WHAT YOU NEED TO DO:
Copy every line that holds "feel".

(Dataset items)
::::

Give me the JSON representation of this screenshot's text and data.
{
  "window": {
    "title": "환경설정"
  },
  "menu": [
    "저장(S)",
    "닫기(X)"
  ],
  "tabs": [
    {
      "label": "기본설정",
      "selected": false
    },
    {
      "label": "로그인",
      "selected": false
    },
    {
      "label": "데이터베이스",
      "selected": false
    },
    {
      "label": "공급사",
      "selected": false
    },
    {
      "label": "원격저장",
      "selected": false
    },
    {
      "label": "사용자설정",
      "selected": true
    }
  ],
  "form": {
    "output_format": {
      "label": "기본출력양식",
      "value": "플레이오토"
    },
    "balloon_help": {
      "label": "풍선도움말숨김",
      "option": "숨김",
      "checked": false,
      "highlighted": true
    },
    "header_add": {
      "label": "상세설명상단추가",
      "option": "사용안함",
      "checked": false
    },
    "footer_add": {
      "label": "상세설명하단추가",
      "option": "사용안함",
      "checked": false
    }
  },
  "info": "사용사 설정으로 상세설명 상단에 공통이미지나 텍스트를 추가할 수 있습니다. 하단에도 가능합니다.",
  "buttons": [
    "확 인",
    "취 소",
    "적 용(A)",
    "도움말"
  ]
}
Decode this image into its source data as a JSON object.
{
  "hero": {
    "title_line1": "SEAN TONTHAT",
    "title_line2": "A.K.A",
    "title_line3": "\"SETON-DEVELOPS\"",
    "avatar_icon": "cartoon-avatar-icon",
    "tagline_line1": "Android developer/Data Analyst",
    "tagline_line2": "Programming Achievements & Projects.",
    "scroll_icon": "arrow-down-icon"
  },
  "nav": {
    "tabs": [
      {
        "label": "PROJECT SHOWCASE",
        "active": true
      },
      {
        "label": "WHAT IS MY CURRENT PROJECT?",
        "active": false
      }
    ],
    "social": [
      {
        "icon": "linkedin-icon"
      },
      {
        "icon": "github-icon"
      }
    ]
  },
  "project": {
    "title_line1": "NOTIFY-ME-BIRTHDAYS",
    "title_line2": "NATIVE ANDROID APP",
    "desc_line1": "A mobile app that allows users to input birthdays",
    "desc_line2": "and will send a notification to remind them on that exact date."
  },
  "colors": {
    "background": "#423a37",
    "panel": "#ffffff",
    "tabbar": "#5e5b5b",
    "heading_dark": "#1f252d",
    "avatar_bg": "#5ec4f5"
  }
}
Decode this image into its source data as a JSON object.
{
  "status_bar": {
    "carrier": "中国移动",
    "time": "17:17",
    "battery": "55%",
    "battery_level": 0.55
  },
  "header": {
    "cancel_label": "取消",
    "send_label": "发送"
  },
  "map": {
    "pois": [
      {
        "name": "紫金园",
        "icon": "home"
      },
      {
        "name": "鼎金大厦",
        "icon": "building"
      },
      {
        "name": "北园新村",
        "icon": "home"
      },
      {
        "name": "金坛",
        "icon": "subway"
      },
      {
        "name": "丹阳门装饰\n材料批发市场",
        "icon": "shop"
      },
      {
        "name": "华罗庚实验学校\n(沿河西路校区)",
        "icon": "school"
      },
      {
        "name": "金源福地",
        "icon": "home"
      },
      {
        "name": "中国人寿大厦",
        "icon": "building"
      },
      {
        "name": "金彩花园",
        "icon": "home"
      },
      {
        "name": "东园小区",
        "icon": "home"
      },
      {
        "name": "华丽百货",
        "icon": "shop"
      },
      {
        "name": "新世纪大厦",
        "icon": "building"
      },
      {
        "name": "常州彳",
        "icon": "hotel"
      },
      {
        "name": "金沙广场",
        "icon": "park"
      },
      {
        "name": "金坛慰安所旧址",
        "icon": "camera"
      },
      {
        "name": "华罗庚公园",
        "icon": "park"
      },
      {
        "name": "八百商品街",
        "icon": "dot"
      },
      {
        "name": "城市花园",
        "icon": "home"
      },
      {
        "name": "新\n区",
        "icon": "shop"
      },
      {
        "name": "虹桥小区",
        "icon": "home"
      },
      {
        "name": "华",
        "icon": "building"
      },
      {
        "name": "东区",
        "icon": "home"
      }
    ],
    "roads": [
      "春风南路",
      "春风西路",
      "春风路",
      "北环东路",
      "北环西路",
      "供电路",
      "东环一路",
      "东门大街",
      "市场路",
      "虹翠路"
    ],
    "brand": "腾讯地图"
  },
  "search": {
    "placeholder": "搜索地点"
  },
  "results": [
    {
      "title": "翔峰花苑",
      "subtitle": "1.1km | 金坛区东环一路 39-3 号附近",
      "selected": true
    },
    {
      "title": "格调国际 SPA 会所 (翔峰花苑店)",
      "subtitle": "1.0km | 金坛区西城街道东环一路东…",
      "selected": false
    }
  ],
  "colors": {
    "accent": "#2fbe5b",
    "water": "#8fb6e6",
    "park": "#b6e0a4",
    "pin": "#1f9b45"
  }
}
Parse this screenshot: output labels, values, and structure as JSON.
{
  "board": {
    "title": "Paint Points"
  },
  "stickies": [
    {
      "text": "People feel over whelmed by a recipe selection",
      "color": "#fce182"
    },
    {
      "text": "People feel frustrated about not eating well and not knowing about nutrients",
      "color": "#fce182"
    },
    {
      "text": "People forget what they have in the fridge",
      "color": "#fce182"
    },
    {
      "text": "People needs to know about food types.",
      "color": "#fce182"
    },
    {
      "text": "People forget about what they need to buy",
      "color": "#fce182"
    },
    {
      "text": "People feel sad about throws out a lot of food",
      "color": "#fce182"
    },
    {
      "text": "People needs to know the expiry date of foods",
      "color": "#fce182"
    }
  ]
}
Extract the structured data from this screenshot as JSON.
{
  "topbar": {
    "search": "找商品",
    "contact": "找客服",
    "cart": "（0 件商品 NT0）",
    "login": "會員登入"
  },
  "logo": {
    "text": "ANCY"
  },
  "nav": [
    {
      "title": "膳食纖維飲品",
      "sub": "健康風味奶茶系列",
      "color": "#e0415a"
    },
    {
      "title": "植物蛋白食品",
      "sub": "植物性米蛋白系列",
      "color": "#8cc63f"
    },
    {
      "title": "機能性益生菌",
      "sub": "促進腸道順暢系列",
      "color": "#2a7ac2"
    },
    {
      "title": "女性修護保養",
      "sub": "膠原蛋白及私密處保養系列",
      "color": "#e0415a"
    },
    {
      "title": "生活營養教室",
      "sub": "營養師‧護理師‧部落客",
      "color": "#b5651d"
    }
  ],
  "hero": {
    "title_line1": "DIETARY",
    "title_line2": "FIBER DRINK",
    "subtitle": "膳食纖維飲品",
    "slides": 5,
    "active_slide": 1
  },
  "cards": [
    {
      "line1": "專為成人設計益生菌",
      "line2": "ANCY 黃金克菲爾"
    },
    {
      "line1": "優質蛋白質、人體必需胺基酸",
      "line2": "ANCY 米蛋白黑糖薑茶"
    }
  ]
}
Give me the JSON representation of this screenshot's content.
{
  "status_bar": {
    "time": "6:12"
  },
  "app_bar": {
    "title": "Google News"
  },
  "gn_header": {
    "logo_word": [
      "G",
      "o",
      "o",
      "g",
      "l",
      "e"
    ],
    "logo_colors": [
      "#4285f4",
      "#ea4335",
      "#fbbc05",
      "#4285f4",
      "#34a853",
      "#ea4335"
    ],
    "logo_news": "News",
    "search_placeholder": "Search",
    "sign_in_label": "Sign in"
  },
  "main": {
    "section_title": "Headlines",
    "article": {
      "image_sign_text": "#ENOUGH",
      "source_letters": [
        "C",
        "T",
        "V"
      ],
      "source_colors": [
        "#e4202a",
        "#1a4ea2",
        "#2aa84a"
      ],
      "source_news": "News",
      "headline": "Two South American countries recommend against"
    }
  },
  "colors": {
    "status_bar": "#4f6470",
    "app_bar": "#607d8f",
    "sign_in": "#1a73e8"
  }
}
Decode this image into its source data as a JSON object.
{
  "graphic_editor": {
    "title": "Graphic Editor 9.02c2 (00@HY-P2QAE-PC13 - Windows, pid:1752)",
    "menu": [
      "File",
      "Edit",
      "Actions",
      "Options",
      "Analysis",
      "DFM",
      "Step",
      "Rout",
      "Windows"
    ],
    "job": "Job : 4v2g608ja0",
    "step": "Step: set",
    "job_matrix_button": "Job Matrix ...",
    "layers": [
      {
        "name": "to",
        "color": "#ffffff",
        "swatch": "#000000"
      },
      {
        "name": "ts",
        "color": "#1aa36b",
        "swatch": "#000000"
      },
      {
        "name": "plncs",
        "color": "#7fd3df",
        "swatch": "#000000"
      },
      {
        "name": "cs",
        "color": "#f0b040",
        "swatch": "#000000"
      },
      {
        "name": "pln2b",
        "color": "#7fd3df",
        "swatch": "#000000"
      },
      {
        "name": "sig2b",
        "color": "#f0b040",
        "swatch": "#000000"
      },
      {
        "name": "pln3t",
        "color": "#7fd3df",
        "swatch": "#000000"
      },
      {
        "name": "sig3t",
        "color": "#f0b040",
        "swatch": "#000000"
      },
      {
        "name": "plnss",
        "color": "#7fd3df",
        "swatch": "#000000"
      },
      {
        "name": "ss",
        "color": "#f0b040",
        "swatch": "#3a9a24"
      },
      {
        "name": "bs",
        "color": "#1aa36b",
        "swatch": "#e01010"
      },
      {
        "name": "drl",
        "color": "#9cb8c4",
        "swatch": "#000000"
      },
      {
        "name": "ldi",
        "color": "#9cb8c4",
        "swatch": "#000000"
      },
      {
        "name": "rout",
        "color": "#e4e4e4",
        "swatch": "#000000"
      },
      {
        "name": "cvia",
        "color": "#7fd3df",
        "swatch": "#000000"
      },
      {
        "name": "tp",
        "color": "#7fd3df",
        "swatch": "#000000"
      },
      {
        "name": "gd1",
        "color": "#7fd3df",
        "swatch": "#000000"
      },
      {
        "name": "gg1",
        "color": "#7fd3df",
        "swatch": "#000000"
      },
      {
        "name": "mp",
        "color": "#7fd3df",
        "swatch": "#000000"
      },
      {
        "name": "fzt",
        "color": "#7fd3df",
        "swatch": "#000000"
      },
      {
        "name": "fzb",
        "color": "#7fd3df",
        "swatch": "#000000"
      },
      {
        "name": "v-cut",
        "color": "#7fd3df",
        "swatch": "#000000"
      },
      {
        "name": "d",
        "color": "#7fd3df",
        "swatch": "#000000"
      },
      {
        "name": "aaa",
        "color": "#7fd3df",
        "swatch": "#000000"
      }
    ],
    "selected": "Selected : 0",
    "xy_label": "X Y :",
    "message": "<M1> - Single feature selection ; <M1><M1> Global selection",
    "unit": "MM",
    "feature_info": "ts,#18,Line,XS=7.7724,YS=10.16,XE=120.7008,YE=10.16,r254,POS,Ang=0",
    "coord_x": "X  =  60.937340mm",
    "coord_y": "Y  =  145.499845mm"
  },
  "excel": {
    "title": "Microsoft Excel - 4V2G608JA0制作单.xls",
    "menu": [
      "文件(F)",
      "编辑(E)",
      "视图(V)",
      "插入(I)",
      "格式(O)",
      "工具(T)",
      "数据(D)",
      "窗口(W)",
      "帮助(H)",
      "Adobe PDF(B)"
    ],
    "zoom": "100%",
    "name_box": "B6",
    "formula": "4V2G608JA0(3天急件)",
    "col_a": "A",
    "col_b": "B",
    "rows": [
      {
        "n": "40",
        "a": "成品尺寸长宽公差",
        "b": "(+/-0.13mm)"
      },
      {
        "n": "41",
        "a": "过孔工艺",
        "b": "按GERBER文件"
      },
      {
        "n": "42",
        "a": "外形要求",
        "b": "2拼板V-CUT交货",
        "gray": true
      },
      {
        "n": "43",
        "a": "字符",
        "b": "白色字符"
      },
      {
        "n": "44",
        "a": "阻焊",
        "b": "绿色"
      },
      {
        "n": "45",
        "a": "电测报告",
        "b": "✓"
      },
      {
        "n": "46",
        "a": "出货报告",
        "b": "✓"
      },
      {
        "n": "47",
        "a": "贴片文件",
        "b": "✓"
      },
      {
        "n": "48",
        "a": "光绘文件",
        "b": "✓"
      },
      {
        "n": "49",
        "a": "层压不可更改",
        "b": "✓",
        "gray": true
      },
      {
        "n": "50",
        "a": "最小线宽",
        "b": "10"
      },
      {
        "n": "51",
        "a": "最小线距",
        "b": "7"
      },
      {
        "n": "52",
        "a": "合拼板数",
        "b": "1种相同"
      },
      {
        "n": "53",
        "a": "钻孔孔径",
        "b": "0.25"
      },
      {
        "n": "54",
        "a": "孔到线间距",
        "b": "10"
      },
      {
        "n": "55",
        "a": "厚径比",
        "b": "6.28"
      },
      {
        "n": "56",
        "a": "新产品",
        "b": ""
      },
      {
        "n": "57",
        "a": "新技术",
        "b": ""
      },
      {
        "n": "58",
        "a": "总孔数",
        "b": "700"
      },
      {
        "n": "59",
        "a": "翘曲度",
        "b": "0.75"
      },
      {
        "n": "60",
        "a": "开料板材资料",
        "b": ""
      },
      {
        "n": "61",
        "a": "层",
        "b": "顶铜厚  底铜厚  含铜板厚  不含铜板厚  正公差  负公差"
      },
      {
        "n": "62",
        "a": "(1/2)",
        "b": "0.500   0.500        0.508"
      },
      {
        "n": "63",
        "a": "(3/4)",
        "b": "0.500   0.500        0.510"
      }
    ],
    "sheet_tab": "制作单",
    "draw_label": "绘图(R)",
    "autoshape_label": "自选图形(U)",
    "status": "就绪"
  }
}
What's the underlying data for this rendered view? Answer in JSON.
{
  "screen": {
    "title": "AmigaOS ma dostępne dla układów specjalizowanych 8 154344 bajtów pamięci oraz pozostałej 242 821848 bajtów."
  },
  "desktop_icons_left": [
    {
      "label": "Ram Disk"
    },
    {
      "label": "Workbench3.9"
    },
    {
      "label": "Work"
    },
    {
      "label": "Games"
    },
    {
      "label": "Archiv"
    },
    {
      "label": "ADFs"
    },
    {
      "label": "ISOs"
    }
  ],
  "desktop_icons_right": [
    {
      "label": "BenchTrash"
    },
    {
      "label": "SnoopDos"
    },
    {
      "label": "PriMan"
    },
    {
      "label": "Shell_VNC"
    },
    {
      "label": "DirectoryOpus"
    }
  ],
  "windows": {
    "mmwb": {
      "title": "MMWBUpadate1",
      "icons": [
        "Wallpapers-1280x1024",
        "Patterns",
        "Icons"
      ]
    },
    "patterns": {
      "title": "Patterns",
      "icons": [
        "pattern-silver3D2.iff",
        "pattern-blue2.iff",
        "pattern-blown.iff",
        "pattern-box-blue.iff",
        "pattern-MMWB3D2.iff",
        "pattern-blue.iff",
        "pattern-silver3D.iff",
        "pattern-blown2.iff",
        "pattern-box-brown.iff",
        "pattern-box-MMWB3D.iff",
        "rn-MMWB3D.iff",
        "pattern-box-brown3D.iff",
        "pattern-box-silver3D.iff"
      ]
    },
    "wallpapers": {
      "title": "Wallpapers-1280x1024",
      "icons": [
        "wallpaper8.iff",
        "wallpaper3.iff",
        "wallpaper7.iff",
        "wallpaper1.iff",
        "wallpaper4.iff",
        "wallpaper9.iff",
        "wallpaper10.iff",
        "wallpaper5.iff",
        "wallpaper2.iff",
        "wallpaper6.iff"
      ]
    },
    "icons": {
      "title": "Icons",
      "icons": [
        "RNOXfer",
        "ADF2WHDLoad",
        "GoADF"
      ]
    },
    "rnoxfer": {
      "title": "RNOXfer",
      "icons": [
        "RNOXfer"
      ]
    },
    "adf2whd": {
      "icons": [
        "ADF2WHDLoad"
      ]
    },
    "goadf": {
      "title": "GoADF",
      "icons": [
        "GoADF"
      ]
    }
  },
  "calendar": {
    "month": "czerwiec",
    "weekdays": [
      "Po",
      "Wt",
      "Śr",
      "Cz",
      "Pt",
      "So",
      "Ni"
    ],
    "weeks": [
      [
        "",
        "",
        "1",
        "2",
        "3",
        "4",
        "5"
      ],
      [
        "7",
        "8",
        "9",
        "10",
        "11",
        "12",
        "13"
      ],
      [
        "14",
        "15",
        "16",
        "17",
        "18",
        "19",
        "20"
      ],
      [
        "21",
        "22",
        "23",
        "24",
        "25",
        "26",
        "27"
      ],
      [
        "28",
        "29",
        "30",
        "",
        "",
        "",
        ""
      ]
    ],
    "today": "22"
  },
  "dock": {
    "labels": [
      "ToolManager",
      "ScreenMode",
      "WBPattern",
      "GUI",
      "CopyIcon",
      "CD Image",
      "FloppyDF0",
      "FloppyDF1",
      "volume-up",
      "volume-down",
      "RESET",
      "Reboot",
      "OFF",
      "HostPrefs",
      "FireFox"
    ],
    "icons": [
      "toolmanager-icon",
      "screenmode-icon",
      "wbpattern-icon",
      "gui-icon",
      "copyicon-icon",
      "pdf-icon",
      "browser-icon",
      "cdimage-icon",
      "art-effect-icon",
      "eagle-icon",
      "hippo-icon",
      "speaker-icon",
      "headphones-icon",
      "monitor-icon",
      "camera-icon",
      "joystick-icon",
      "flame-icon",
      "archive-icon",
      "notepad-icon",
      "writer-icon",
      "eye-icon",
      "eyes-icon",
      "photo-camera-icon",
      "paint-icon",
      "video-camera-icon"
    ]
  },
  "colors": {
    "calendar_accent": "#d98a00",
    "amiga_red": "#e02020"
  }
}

::::

REPLY:
      "text": "People feel over whelmed by a recipe selection",
      "text": "People feel frustrated about not eating well and not knowing about nutrients",
      "text": "People feel sad about throws out a lot of food",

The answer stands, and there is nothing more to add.